-- start Records for this task --

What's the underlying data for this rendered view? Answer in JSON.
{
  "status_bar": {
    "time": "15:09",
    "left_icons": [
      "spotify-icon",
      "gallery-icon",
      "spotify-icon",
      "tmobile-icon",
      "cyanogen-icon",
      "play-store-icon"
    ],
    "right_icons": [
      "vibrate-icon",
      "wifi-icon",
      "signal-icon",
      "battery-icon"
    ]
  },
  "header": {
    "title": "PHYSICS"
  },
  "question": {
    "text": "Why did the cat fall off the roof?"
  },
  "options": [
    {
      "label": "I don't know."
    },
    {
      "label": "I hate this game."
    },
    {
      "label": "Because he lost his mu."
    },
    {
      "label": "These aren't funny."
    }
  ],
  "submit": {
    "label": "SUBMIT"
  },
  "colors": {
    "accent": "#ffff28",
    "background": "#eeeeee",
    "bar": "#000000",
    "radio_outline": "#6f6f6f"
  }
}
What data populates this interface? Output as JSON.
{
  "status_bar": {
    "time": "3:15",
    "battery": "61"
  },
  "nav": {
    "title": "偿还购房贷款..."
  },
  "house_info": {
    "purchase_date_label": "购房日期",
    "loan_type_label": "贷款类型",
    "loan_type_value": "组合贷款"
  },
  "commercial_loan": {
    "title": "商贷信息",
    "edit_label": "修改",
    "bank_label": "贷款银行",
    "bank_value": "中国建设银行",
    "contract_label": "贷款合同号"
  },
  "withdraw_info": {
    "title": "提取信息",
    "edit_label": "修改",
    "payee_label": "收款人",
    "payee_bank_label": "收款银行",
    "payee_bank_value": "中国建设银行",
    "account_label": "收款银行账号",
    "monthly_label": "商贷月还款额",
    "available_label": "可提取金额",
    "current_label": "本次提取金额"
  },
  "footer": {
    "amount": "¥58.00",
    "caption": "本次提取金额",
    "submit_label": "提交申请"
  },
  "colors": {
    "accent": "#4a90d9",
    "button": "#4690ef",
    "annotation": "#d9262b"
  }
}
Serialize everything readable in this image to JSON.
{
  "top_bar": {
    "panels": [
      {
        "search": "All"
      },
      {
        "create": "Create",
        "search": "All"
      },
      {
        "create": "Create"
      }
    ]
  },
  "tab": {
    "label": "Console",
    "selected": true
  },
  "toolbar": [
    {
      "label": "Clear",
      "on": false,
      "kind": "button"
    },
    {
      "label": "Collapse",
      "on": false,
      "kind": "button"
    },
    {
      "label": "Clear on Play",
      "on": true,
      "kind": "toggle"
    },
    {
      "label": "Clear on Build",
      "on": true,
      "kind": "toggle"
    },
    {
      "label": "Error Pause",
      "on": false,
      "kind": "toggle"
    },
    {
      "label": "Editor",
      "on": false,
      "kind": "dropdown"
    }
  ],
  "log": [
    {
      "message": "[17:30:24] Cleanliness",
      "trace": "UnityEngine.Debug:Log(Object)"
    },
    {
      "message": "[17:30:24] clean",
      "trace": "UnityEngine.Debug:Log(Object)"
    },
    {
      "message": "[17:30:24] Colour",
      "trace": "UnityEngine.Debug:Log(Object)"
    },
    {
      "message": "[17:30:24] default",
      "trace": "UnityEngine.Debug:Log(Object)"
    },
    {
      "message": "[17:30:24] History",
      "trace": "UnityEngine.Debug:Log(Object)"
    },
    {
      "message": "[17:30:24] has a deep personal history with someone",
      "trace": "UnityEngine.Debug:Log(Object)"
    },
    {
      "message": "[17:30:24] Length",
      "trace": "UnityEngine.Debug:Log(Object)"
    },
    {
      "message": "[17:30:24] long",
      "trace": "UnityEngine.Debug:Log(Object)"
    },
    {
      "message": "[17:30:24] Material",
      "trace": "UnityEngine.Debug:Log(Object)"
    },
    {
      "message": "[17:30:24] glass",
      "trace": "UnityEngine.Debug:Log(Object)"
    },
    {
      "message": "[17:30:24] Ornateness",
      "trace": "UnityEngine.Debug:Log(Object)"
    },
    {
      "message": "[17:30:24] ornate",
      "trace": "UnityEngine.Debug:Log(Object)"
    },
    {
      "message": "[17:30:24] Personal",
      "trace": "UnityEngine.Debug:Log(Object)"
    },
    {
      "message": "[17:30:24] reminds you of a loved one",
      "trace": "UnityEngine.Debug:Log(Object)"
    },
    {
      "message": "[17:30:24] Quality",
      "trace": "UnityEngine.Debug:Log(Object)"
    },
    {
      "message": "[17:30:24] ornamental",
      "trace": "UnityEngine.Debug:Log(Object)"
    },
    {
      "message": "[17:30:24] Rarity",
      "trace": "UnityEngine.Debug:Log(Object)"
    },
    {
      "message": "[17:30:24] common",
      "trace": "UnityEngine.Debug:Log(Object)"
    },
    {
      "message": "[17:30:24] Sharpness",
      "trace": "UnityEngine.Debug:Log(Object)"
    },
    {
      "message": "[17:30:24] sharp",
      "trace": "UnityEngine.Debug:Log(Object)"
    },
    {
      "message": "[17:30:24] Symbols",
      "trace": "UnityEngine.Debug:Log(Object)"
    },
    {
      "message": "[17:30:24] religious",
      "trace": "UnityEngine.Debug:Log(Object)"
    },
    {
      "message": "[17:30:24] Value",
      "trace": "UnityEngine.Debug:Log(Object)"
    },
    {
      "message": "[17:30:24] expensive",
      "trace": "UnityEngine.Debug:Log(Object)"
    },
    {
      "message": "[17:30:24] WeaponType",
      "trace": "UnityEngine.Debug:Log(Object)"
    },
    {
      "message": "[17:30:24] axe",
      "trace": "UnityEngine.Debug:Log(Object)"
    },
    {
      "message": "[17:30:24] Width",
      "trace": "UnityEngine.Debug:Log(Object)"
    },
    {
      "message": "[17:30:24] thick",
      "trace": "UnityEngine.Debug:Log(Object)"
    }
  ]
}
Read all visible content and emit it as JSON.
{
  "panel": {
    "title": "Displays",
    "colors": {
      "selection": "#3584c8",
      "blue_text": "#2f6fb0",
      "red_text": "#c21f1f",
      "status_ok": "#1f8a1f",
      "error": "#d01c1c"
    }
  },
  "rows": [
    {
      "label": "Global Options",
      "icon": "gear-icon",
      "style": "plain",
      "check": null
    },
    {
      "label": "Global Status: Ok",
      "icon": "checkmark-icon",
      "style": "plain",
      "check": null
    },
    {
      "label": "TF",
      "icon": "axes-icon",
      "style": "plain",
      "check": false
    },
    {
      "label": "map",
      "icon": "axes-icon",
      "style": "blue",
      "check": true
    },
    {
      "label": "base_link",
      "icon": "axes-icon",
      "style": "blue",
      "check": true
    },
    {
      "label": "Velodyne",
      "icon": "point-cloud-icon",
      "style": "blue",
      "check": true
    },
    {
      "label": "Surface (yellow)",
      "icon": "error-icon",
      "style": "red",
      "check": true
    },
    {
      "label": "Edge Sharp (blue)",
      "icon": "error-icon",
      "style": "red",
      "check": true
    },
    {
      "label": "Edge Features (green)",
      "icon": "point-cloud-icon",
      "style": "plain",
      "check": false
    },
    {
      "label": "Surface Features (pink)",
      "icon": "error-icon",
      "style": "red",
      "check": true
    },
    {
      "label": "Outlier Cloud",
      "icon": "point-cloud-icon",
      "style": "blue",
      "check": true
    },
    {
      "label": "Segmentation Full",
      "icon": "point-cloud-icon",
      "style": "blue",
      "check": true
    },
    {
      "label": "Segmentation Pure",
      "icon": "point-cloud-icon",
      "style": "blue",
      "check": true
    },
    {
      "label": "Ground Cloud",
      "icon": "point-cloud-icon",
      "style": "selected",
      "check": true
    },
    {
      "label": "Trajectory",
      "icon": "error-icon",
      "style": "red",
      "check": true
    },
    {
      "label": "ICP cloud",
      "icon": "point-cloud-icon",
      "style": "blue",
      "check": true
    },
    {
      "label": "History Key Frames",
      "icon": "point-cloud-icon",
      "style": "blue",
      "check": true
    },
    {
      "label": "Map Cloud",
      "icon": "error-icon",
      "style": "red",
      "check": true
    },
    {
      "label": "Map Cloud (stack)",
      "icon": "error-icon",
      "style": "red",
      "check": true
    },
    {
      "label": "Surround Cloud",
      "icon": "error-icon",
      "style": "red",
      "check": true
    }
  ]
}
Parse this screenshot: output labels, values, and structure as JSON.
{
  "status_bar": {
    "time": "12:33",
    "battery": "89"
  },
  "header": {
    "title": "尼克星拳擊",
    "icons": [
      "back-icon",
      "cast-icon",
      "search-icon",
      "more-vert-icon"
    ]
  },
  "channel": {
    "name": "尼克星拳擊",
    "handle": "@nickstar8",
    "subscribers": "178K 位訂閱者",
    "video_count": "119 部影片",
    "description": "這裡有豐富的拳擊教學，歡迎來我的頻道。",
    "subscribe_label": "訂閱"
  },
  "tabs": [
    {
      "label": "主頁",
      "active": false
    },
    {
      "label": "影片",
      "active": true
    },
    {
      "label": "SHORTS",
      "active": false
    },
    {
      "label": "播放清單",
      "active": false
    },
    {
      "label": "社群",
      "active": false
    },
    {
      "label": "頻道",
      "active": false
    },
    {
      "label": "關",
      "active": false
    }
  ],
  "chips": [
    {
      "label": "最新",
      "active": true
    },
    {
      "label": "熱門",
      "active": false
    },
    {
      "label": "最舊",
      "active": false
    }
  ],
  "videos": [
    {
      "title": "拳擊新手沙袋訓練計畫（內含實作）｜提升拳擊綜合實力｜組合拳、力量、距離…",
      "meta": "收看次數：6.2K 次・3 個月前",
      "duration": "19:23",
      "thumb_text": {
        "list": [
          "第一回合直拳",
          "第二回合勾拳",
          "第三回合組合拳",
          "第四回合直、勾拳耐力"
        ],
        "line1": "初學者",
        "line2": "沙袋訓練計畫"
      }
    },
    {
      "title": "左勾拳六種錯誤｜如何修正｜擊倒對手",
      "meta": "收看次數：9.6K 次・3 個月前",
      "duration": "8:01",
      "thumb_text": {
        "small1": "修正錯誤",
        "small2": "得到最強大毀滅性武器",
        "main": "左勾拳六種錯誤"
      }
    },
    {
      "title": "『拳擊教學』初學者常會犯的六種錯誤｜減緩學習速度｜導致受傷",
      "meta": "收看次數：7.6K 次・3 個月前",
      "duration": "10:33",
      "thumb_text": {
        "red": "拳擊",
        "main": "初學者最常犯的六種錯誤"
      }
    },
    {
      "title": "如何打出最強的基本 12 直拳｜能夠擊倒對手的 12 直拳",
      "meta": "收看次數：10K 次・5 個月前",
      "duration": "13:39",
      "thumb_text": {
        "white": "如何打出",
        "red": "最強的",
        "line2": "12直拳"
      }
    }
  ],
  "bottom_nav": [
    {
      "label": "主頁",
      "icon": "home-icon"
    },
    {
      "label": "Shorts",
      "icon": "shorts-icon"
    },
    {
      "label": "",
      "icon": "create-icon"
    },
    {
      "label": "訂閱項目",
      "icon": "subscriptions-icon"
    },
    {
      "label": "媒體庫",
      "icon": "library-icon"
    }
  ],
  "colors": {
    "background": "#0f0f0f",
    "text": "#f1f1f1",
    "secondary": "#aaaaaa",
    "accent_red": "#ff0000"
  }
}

-- end Records for this task --

◆ **Task brief**
Gather up every line from the listing above in which the word "data" occurs.

◆ **Exercise output**
What's the underlying data for this rendered view? Answer in JSON.
What data populates this interface? Output as JSON.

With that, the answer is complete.